Required work
How many of these lines hold the string "content"? Answer with the number only.

[start of Records shown]

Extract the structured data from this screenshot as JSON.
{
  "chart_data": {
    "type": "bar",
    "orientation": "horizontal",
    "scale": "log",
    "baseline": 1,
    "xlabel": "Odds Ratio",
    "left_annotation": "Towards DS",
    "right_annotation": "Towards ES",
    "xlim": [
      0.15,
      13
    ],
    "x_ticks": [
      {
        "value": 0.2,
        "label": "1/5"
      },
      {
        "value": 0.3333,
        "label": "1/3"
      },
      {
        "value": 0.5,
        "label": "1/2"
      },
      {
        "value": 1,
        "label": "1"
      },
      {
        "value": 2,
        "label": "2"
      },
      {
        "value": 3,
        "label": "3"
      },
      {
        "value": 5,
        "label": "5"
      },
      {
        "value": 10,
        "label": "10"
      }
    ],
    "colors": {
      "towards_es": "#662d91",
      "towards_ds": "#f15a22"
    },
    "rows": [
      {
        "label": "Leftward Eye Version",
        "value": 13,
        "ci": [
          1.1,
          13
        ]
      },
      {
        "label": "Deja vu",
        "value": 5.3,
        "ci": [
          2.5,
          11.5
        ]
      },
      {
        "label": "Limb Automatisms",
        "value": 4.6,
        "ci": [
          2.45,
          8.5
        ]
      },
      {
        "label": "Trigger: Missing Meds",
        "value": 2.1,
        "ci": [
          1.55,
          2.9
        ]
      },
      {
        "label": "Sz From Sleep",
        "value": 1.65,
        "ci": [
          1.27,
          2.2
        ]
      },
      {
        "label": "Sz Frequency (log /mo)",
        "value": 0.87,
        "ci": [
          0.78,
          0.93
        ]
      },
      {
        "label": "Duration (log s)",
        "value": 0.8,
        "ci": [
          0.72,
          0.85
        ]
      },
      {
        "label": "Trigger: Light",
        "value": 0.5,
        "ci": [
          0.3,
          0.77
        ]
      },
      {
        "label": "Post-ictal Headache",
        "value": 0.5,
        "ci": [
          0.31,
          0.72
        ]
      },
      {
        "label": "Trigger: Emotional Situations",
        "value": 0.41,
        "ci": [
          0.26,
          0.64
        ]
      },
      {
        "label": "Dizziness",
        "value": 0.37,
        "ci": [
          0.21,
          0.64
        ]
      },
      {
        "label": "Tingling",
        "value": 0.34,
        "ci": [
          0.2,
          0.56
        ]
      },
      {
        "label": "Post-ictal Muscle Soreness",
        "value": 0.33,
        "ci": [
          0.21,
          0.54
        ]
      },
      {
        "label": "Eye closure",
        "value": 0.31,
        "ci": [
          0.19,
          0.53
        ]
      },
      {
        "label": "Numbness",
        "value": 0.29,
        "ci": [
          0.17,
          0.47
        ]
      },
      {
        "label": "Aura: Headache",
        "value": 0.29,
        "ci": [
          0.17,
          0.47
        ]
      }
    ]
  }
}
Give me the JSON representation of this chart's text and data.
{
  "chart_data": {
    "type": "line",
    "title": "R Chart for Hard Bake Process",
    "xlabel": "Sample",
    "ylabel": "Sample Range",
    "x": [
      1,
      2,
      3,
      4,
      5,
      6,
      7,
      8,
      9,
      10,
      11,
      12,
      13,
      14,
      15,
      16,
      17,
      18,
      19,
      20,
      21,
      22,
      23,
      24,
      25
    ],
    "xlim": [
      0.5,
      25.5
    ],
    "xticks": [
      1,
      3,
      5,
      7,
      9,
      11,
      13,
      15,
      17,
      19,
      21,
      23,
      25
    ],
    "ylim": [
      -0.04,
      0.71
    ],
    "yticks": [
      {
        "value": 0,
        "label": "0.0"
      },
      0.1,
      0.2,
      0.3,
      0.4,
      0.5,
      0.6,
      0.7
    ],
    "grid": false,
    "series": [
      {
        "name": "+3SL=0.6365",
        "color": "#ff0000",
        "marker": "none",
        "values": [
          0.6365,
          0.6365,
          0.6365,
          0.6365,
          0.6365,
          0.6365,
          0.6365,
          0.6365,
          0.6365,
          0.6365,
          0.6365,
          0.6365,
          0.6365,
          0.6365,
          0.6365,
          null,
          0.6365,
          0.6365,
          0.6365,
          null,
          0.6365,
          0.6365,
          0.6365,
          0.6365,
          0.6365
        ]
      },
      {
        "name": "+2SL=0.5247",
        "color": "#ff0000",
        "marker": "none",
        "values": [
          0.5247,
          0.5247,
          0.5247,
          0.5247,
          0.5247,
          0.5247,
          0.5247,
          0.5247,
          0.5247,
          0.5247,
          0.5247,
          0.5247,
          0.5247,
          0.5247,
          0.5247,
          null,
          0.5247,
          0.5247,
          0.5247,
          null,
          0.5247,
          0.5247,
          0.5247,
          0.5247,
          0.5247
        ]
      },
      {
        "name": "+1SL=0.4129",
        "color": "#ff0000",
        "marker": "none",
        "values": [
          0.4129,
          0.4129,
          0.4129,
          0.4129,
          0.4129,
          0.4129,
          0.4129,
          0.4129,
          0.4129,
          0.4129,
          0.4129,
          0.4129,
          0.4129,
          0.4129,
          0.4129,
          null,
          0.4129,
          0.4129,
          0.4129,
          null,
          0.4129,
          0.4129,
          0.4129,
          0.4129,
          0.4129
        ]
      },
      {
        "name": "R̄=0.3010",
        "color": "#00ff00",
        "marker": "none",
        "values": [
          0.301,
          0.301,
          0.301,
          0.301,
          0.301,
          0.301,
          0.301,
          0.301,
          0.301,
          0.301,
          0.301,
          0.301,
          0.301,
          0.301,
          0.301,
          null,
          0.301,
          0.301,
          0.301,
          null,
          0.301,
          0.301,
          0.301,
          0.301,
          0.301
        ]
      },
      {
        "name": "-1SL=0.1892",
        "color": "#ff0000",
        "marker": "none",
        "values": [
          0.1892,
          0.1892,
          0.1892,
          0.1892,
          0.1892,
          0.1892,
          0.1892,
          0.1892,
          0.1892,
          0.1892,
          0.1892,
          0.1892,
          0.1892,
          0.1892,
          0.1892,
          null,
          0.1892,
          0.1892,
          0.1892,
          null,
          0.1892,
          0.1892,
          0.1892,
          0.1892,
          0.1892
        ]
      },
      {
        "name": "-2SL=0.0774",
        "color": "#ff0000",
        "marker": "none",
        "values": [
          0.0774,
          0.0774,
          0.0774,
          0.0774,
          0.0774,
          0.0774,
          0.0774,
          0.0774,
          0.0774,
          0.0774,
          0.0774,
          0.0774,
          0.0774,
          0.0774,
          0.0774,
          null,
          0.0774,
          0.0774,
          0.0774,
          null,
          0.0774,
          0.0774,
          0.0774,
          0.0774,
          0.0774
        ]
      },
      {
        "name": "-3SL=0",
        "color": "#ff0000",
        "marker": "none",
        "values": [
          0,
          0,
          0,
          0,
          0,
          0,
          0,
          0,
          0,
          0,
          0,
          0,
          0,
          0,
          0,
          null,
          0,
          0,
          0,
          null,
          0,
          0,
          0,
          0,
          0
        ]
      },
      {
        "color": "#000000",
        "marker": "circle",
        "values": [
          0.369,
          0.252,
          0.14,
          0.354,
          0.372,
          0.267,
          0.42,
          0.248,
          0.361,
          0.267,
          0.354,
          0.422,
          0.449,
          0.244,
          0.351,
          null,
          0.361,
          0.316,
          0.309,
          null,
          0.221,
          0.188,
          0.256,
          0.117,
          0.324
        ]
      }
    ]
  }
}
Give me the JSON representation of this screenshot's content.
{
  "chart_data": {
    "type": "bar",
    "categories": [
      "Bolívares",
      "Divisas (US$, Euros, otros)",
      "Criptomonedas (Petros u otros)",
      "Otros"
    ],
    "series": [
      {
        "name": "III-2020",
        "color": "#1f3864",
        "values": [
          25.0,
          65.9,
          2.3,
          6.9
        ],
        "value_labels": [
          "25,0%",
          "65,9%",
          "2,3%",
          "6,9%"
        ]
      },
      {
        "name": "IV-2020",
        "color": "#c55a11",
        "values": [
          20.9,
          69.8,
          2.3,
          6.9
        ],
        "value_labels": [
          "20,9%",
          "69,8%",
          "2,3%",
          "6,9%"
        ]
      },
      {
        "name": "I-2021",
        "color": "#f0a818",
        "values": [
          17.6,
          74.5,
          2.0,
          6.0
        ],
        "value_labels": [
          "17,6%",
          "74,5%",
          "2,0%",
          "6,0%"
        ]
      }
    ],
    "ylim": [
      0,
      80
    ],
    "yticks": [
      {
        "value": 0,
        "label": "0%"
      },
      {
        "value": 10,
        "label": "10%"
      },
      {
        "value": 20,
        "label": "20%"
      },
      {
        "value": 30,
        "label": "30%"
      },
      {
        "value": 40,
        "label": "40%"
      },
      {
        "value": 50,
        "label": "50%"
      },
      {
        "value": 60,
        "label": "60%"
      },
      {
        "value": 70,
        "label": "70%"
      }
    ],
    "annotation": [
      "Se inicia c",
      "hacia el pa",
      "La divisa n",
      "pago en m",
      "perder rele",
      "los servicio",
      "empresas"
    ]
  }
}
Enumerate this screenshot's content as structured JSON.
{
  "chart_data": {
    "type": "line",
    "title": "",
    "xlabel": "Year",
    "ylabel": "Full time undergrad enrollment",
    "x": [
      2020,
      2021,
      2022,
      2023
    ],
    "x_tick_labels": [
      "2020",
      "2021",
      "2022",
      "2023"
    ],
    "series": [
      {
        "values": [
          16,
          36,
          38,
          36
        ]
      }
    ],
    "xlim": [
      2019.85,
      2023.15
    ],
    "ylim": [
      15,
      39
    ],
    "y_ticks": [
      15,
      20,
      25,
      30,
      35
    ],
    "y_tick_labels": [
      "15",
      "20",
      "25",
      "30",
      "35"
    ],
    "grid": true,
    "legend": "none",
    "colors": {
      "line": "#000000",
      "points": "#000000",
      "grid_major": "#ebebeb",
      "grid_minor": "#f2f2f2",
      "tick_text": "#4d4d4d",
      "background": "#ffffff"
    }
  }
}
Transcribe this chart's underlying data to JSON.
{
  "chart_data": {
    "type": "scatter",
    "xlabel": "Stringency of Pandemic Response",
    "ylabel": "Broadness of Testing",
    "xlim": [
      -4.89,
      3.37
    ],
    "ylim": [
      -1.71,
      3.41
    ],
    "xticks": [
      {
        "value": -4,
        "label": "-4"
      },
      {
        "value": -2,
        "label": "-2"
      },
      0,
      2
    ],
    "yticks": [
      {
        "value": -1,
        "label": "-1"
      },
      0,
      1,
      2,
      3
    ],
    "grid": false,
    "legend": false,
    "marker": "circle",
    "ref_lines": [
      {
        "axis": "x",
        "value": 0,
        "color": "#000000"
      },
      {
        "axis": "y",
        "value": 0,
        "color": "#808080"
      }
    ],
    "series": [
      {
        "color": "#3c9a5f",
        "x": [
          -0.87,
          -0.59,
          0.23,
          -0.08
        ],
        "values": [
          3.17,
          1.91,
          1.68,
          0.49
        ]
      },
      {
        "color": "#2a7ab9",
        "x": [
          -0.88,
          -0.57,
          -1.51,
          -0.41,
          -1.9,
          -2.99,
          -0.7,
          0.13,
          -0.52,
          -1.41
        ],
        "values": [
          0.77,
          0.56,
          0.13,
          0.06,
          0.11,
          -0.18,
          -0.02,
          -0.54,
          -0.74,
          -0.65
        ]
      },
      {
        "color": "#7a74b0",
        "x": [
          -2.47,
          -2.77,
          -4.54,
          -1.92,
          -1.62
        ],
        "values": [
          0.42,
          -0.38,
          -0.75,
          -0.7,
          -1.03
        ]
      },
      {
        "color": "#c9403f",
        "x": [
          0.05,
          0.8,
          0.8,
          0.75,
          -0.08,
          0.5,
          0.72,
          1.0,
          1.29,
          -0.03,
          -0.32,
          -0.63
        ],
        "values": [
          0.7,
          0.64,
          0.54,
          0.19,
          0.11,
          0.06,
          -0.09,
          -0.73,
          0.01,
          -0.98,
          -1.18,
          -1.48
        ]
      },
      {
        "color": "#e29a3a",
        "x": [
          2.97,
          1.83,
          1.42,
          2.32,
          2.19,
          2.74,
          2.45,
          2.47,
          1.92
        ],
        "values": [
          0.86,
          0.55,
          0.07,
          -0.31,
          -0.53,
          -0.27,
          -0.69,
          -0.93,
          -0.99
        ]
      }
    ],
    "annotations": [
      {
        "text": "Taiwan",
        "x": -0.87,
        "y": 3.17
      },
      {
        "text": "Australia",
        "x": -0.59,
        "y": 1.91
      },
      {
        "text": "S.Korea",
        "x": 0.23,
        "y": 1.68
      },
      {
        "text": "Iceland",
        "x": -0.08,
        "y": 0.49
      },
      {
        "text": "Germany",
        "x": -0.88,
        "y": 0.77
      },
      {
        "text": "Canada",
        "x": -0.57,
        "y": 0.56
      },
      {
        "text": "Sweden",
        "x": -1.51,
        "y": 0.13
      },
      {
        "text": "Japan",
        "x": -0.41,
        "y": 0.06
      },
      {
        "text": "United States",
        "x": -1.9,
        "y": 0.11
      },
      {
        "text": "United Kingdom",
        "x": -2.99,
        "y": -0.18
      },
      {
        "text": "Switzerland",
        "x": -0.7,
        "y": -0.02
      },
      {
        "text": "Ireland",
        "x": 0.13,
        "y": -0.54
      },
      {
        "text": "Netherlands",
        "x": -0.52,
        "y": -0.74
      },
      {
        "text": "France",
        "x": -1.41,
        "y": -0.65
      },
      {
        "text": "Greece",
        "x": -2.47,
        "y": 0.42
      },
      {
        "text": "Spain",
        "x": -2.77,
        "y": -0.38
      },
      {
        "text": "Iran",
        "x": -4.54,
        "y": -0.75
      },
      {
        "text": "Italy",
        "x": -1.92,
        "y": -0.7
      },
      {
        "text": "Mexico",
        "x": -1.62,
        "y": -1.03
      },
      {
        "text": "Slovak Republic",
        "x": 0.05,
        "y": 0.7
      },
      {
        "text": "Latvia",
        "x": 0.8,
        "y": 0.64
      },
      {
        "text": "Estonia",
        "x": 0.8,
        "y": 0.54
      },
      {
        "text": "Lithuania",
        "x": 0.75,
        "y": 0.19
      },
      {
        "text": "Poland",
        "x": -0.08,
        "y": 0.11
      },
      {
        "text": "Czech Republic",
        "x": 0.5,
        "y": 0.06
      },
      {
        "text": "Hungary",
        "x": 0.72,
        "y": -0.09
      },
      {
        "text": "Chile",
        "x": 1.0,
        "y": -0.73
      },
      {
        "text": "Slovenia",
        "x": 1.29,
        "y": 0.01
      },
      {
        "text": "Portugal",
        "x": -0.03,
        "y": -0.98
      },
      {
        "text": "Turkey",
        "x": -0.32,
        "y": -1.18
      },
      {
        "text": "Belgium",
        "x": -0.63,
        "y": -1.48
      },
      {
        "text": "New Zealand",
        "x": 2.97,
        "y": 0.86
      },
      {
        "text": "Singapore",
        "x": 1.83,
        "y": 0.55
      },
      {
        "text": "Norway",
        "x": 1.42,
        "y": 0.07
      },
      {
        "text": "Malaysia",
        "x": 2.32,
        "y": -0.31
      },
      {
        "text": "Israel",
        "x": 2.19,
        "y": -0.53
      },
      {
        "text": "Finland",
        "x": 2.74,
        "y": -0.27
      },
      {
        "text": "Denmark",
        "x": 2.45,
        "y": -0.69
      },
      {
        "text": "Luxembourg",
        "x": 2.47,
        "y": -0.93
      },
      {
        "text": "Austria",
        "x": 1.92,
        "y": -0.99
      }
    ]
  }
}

[end of Records shown]

Answer to this problem
2